[Stored data]
- - -

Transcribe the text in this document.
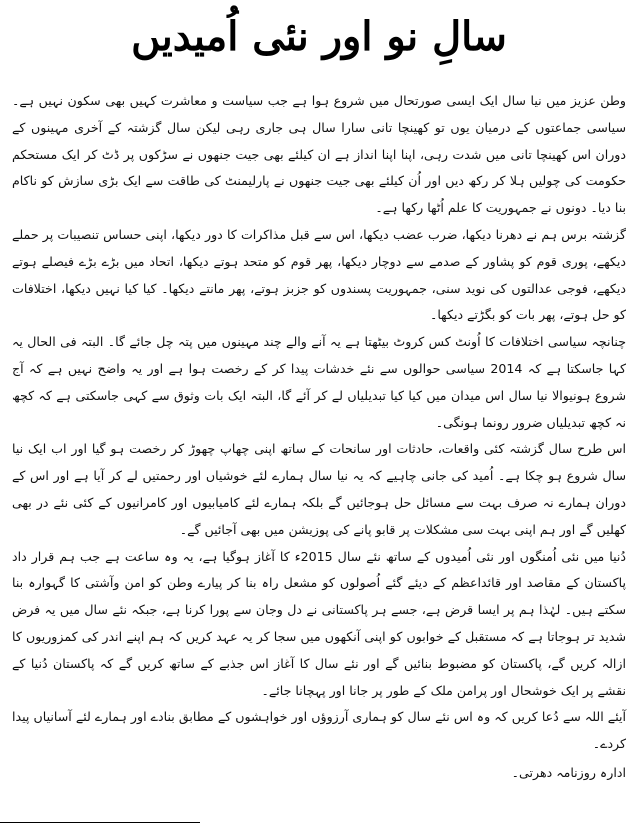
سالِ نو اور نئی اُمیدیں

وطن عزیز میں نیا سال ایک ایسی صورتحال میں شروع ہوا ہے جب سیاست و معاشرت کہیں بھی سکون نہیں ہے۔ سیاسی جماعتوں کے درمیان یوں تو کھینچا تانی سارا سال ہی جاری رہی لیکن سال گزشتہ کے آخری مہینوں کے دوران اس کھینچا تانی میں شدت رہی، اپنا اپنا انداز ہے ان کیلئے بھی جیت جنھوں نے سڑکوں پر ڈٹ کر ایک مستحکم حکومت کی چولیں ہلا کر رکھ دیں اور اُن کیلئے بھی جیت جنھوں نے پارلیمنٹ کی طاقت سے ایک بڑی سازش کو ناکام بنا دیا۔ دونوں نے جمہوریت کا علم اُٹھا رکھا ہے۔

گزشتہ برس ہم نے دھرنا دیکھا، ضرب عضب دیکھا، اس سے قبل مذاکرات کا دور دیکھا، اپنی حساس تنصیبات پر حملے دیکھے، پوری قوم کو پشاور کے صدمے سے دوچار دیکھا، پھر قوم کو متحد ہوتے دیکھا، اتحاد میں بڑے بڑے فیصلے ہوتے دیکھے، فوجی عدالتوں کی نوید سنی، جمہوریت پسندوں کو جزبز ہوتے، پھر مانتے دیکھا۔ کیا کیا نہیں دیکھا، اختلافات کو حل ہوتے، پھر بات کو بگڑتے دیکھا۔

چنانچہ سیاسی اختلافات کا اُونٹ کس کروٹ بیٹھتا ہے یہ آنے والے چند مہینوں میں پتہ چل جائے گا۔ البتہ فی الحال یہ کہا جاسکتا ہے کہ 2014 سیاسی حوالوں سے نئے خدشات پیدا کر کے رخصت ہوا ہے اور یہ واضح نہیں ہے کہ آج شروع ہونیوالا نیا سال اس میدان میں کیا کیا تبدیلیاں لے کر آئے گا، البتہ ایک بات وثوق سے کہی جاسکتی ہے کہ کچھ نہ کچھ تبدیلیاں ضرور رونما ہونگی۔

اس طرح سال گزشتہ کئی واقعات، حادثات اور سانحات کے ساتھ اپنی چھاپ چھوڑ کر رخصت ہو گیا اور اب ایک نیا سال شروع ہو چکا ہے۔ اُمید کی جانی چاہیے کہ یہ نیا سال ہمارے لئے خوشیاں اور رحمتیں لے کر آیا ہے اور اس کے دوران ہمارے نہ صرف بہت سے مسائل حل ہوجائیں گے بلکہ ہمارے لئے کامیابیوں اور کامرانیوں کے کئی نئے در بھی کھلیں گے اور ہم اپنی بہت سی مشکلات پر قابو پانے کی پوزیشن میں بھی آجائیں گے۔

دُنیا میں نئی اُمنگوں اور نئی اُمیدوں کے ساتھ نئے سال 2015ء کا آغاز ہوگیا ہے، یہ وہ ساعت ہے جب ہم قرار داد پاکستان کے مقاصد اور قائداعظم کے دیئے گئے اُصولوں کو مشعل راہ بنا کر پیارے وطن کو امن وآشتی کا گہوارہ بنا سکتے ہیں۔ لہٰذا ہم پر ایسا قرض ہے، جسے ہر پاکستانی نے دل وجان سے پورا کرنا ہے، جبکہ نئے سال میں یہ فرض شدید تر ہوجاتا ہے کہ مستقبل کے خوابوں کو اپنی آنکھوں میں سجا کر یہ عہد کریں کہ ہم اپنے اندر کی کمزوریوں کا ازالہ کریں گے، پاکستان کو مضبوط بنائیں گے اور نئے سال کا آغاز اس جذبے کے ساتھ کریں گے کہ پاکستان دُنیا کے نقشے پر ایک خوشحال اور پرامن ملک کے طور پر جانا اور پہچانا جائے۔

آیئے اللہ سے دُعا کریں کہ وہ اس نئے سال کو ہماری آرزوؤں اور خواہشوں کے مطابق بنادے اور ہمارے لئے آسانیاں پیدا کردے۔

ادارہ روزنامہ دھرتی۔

- - -

** What you will do **
All of the entries need to be transcribed word for word; pictures are left out.

** Output for this task **
Transcribe the text in this document.
سالِ نو اور نئی اُمیدیں

وطن عزیز میں نیا سال ایک ایسی صورتحال میں شروع ہوا ہے جب سیاست و معاشرت کہیں بھی سکون نہیں ہے۔ سیاسی جماعتوں کے درمیان یوں تو کھینچا تانی سارا سال ہی جاری رہی لیکن سال گزشتہ کے آخری مہینوں کے دوران اس کھینچا تانی میں شدت رہی، اپنا اپنا انداز ہے ان کیلئے بھی جیت جنھوں نے سڑکوں پر ڈٹ کر ایک مستحکم حکومت کی چولیں ہلا کر رکھ دیں اور اُن کیلئے بھی جیت جنھوں نے پارلیمنٹ کی طاقت سے ایک بڑی سازش کو ناکام بنا دیا۔ دونوں نے جمہوریت کا علم اُٹھا رکھا ہے۔

گزشتہ برس ہم نے دھرنا دیکھا، ضرب عضب دیکھا، اس سے قبل مذاکرات کا دور دیکھا، اپنی حساس تنصیبات پر حملے دیکھے، پوری قوم کو پشاور کے صدمے سے دوچار دیکھا، پھر قوم کو متحد ہوتے دیکھا، اتحاد میں بڑے بڑے فیصلے ہوتے دیکھے، فوجی عدالتوں کی نوید سنی، جمہوریت پسندوں کو جزبز ہوتے، پھر مانتے دیکھا۔ کیا کیا نہیں دیکھا، اختلافات کو حل ہوتے، پھر بات کو بگڑتے دیکھا۔

چنانچہ سیاسی اختلافات کا اُونٹ کس کروٹ بیٹھتا ہے یہ آنے والے چند مہینوں میں پتہ چل جائے گا۔ البتہ فی الحال یہ کہا جاسکتا ہے کہ 2014 سیاسی حوالوں سے نئے خدشات پیدا کر کے رخصت ہوا ہے اور یہ واضح نہیں ہے کہ آج شروع ہونیوالا نیا سال اس میدان میں کیا کیا تبدیلیاں لے کر آئے گا، البتہ ایک بات وثوق سے کہی جاسکتی ہے کہ کچھ نہ کچھ تبدیلیاں ضرور رونما ہونگی۔

اس طرح سال گزشتہ کئی واقعات، حادثات اور سانحات کے ساتھ اپنی چھاپ چھوڑ کر رخصت ہو گیا اور اب ایک نیا سال شروع ہو چکا ہے۔ اُمید کی جانی چاہیے کہ یہ نیا سال ہمارے لئے خوشیاں اور رحمتیں لے کر آیا ہے اور اس کے دوران ہمارے نہ صرف بہت سے مسائل حل ہوجائیں گے بلکہ ہمارے لئے کامیابیوں اور کامرانیوں کے کئی نئے در بھی کھلیں گے اور ہم اپنی بہت سی مشکلات پر قابو پانے کی پوزیشن میں بھی آجائیں گے۔

دُنیا میں نئی اُمنگوں اور نئی اُمیدوں کے ساتھ نئے سال 2015ء کا آغاز ہوگیا ہے، یہ وہ ساعت ہے جب ہم قرار داد پاکستان کے مقاصد اور قائداعظم کے دیئے گئے اُصولوں کو مشعل راہ بنا کر پیارے وطن کو امن وآشتی کا گہوارہ بنا سکتے ہیں۔ لہٰذا ہم پر ایسا قرض ہے، جسے ہر پاکستانی نے دل وجان سے پورا کرنا ہے، جبکہ نئے سال میں یہ فرض شدید تر ہوجاتا ہے کہ مستقبل کے خوابوں کو اپنی آنکھوں میں سجا کر یہ عہد کریں کہ ہم اپنے اندر کی کمزوریوں کا ازالہ کریں گے، پاکستان کو مضبوط بنائیں گے اور نئے سال کا آغاز اس جذبے کے ساتھ کریں گے کہ پاکستان دُنیا کے نقشے پر ایک خوشحال اور پرامن ملک کے طور پر جانا اور پہچانا جائے۔

آیئے اللہ سے دُعا کریں کہ وہ اس نئے سال کو ہماری آرزوؤں اور خواہشوں کے مطابق بنادے اور ہمارے لئے آسانیاں پیدا کردے۔

ادارہ روزنامہ دھرتی۔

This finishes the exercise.